**WORK TO BE COMPLETED:**
Omit all pictures, then retype exactly the lines from the one that contains "Give me a plain-text" through the end of the listing.

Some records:
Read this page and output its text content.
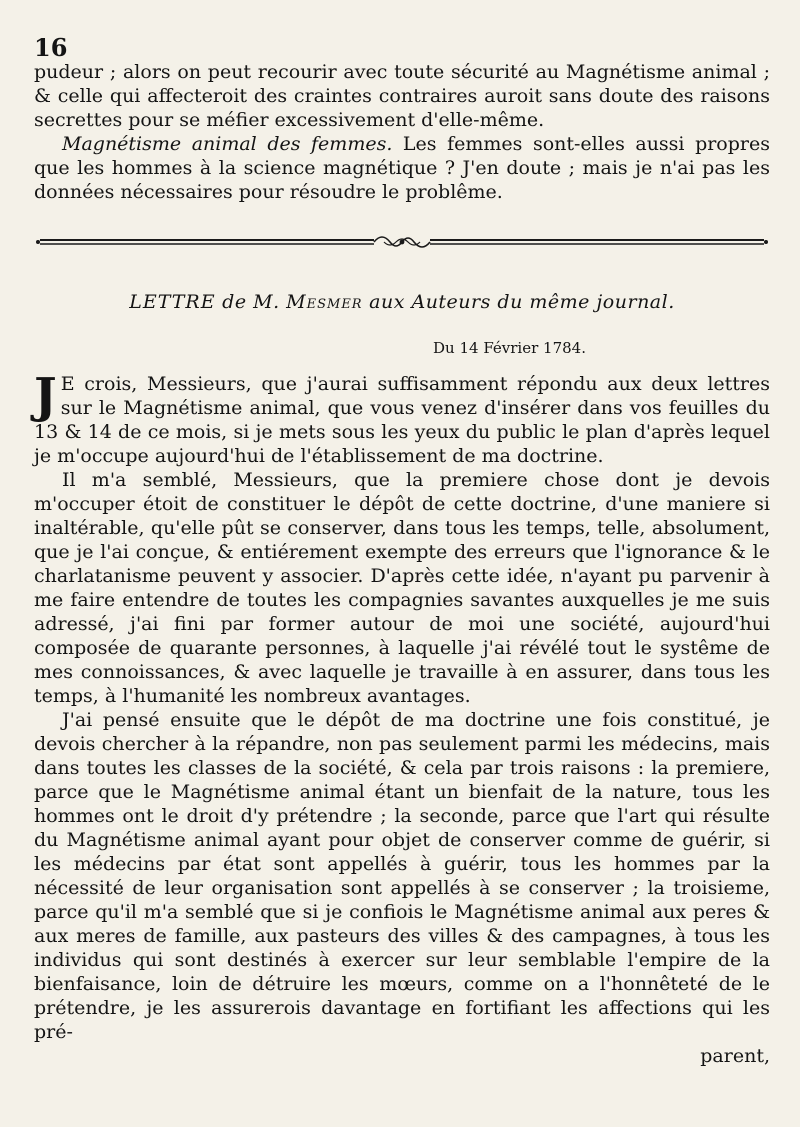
16

pudeur ; alors on peut recourir avec toute sécurité au Magnétisme animal ; & celle qui affecteroit des craintes contraires auroit sans doute des raisons secrettes pour se méfier excessivement d'elle-même.

Magnétisme animal des femmes. Les femmes sont-elles aussi propres que les hommes à la science magnétique ? J'en doute ; mais je n'ai pas les données nécessaires pour résoudre le problême.

LETTRE de M. Mesmer aux Auteurs du même journal.
Du 14 Février 1784.

J E crois, Messieurs, que j'aurai suffisamment répondu aux deux lettres sur le Magnétisme animal, que vous venez d'insérer dans vos feuilles du 13 & 14 de ce mois, si je mets sous les yeux du public le plan d'après lequel je m'occupe aujourd'hui de l'établissement de ma doctrine.

Il m'a semblé, Messieurs, que la premiere chose dont je devois m'occuper étoit de constituer le dépôt de cette doctrine, d'une maniere si inaltérable, qu'elle pût se conserver, dans tous les temps, telle, absolument, que je l'ai conçue, & entiérement exempte des erreurs que l'ignorance & le charlatanisme peuvent y associer. D'après cette idée, n'ayant pu parvenir à me faire entendre de toutes les compagnies savantes auxquelles je me suis adressé, j'ai fini par former autour de moi une société, aujourd'hui composée de quarante personnes, à laquelle j'ai révélé tout le systême de mes connoissances, & avec laquelle je travaille à en assurer, dans tous les temps, à l'humanité les nombreux avantages.

J'ai pensé ensuite que le dépôt de ma doctrine une fois constitué, je devois chercher à la répandre, non pas seulement parmi les médecins, mais dans toutes les classes de la société, & cela par trois raisons : la premiere, parce que le Magnétisme animal étant un bienfait de la nature, tous les hommes ont le droit d'y prétendre ; la seconde, parce que l'art qui résulte du Magnétisme animal ayant pour objet de conserver comme de guérir, si les médecins par état sont appellés à guérir, tous les hommes par la nécessité de leur organisation sont appellés à se conserver ; la troisieme, parce qu'il m'a semblé que si je confiois le Magnétisme animal aux peres & aux meres de famille, aux pasteurs des villes & des campagnes, à tous les individus qui sont destinés à exercer sur leur semblable l'empire de la bienfaisance, loin de détruire les mœurs, comme on a l'honnêteté de le prétendre, je les assurerois davantage en fortifiant les affections qui les pré-

parent,
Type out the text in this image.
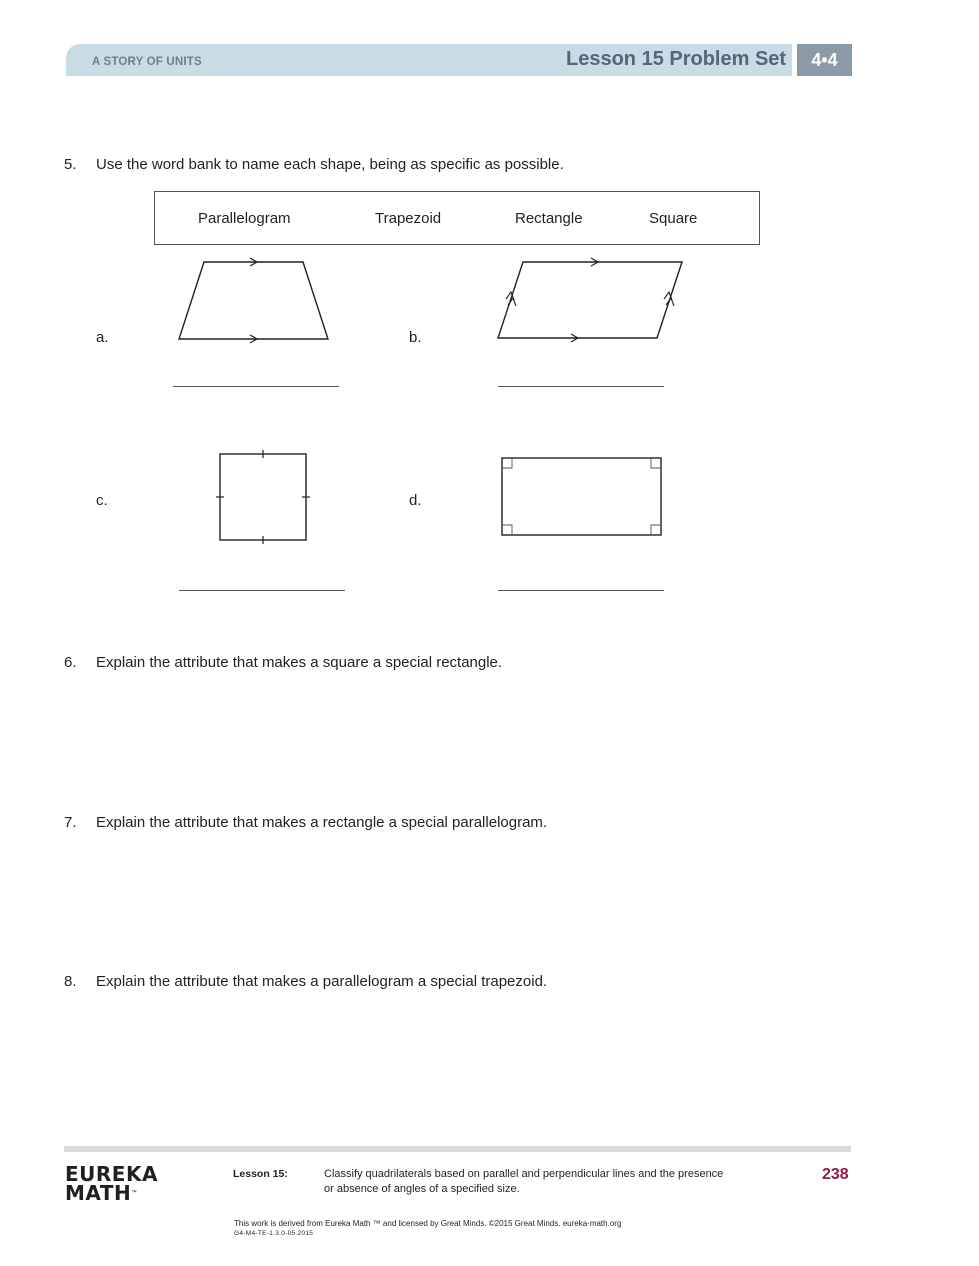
A STORY OF UNITS	Lesson 15 Problem Set	4•4
5. Use the word bank to name each shape, being as specific as possible.
Parallelogram	Trapezoid	Rectangle	Square
a.	b.
c.	d.
6. Explain the attribute that makes a square a special rectangle.
7. Explain the attribute that makes a rectangle a special parallelogram.
8. Explain the attribute that makes a parallelogram a special trapezoid.
EUREKA
MATH™
Lesson 15:	Classify quadrilaterals based on parallel and perpendicular lines and the presence or absence of angles of a specified size.
238
This work is derived from Eureka Math ™ and licensed by Great Minds. ©2015 Great Minds. eureka-math.org
G4-M4-TE-1.3.0-05.2015
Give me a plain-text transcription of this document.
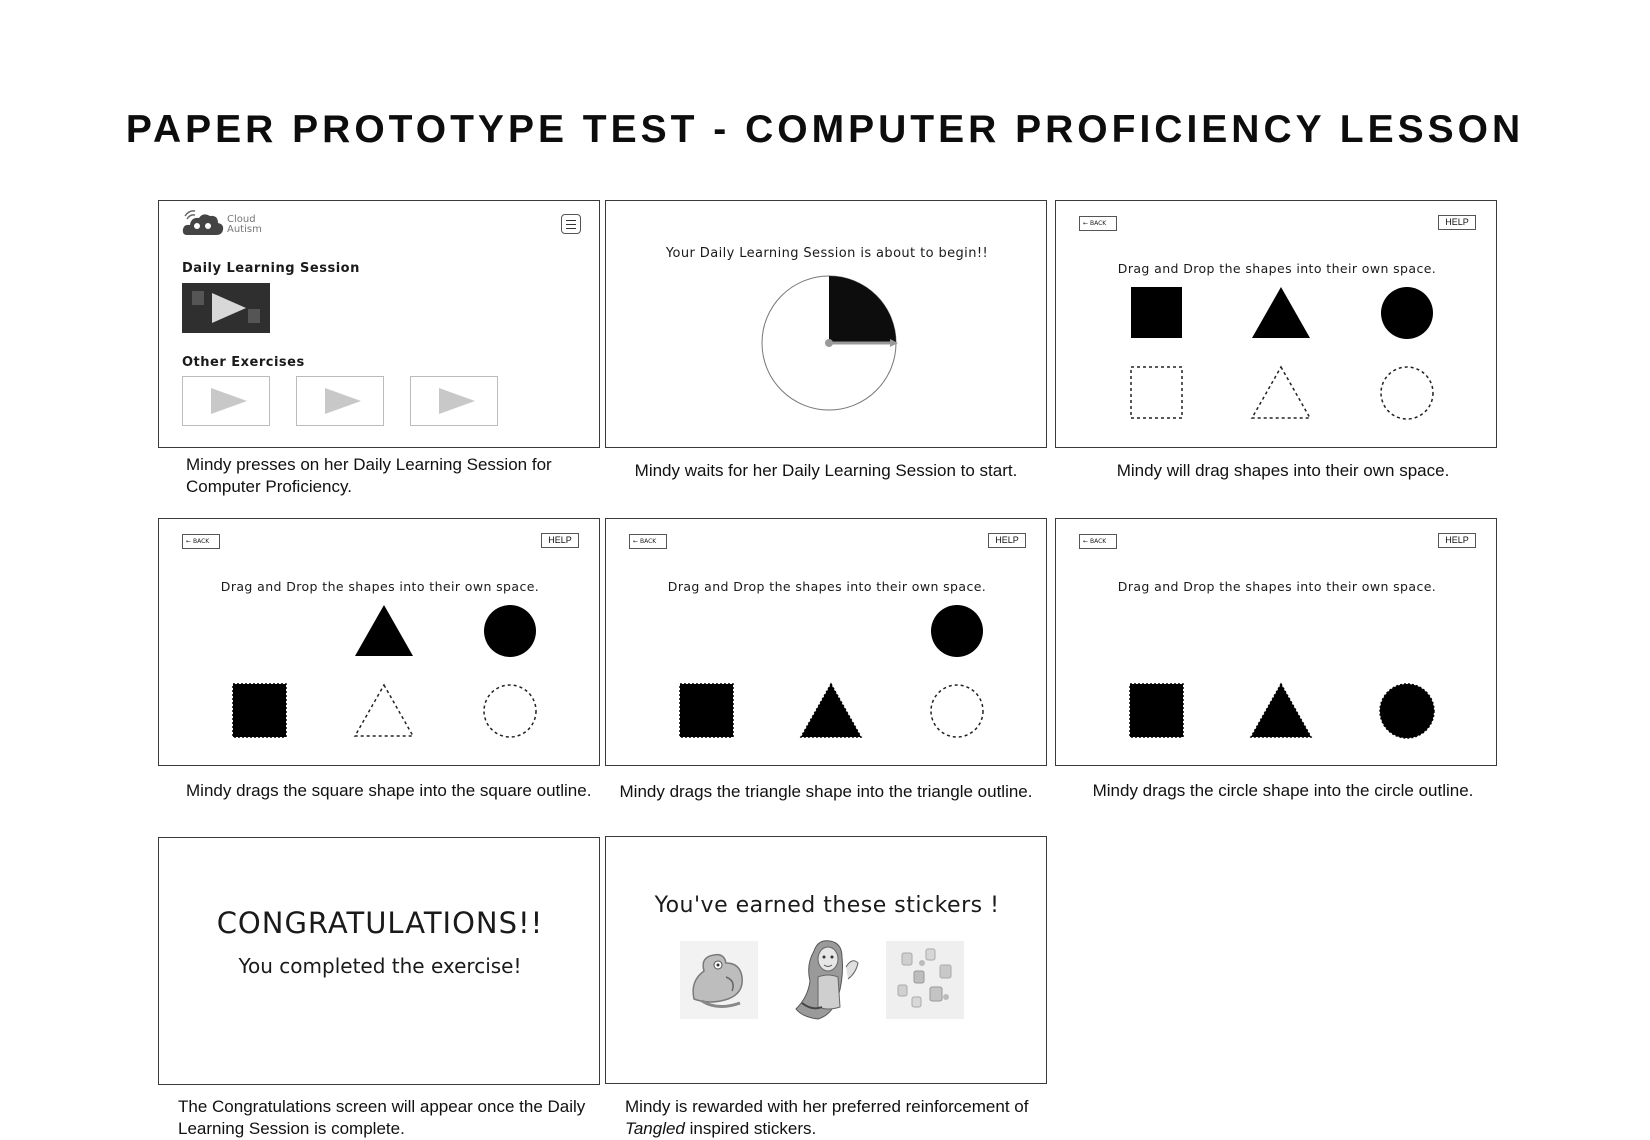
PAPER PROTOTYPE TEST - COMPUTER PROFICIENCY LESSON
Cloud
Autism
Daily Learning Session
Other Exercises

Mindy presses on her Daily Learning Session for Computer Proficiency.

Your Daily Learning Session is about to begin!!

Mindy waits for her Daily Learning Session to start.

← BACK	HELP
Drag and Drop the shapes into their own space.

Mindy will drag shapes into their own space.

← BACK	HELP
Drag and Drop the shapes into their own space.

Mindy drags the square shape into the square outline.

← BACK	HELP
Drag and Drop the shapes into their own space.

Mindy drags the triangle shape into the triangle outline.

← BACK	HELP
Drag and Drop the shapes into their own space.

Mindy drags the circle shape into the circle outline.

CONGRATULATIONS!!
You completed the exercise!

The Congratulations screen will appear once the Daily Learning Session is complete.

You've earned these stickers !

Mindy is rewarded with her preferred reinforcement of
Tangled inspired stickers.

**WRITTEN SOLUTION:**
Give me a plain-text transcription of this document.
PAPER PROTOTYPE TEST - COMPUTER PROFICIENCY LESSON
Cloud
Autism
Daily Learning Session
Other Exercises

Mindy presses on her Daily Learning Session for Computer Proficiency.

Your Daily Learning Session is about to begin!!

Mindy waits for her Daily Learning Session to start.

← BACK	HELP
Drag and Drop the shapes into their own space.

Mindy will drag shapes into their own space.

← BACK	HELP
Drag and Drop the shapes into their own space.

Mindy drags the square shape into the square outline.

← BACK	HELP
Drag and Drop the shapes into their own space.

Mindy drags the triangle shape into the triangle outline.

← BACK	HELP
Drag and Drop the shapes into their own space.

Mindy drags the circle shape into the circle outline.

CONGRATULATIONS!!
You completed the exercise!

The Congratulations screen will appear once the Daily Learning Session is complete.

You've earned these stickers !

Mindy is rewarded with her preferred reinforcement of
Tangled inspired stickers.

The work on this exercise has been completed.